- [STATED GOAL] Leaving out the pictures, transcribe all of the records faithfully.

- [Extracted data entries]
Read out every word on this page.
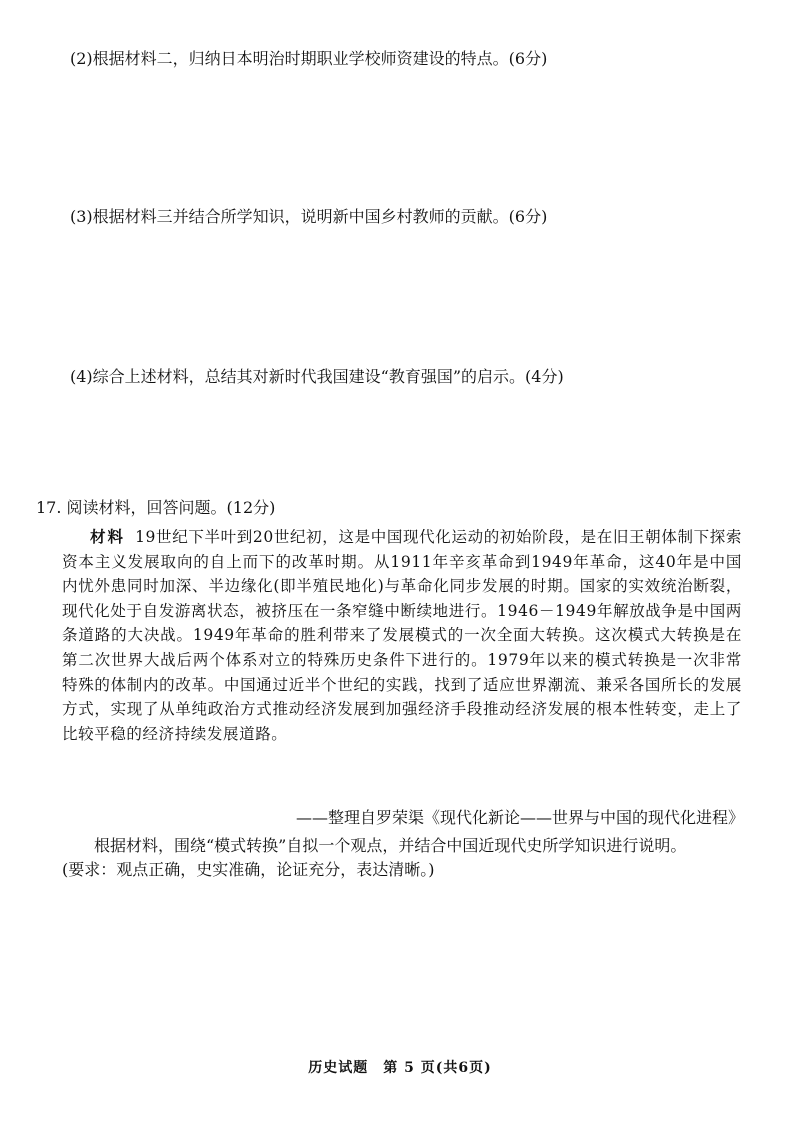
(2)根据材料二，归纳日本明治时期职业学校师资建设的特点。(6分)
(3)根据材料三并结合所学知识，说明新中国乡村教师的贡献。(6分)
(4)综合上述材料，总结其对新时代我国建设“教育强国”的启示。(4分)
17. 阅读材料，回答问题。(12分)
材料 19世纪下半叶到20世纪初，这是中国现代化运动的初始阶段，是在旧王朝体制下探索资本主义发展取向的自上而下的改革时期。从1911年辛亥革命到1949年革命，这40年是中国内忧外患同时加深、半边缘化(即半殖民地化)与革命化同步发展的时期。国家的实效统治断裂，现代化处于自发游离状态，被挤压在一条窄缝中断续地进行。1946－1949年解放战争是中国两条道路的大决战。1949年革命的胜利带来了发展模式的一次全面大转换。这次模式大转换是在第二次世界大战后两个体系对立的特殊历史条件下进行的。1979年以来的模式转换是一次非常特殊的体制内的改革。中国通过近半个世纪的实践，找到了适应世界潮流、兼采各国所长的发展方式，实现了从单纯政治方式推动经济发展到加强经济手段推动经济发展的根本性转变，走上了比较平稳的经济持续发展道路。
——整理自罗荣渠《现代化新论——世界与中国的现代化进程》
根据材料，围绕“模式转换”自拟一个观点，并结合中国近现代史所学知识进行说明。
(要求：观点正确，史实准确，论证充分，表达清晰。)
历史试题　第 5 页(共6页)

- [FINAL RESULT]
Read out every word on this page.
(2)根据材料二，归纳日本明治时期职业学校师资建设的特点。(6分)
(3)根据材料三并结合所学知识，说明新中国乡村教师的贡献。(6分)
(4)综合上述材料，总结其对新时代我国建设“教育强国”的启示。(4分)
17. 阅读材料，回答问题。(12分)
材料 19世纪下半叶到20世纪初，这是中国现代化运动的初始阶段，是在旧王朝体制下探索资本主义发展取向的自上而下的改革时期。从1911年辛亥革命到1949年革命，这40年是中国内忧外患同时加深、半边缘化(即半殖民地化)与革命化同步发展的时期。国家的实效统治断裂，现代化处于自发游离状态，被挤压在一条窄缝中断续地进行。1946－1949年解放战争是中国两条道路的大决战。1949年革命的胜利带来了发展模式的一次全面大转换。这次模式大转换是在第二次世界大战后两个体系对立的特殊历史条件下进行的。1979年以来的模式转换是一次非常特殊的体制内的改革。中国通过近半个世纪的实践，找到了适应世界潮流、兼采各国所长的发展方式，实现了从单纯政治方式推动经济发展到加强经济手段推动经济发展的根本性转变，走上了比较平稳的经济持续发展道路。
——整理自罗荣渠《现代化新论——世界与中国的现代化进程》
根据材料，围绕“模式转换”自拟一个观点，并结合中国近现代史所学知识进行说明。
(要求：观点正确，史实准确，论证充分，表达清晰。)
历史试题　第 5 页(共6页)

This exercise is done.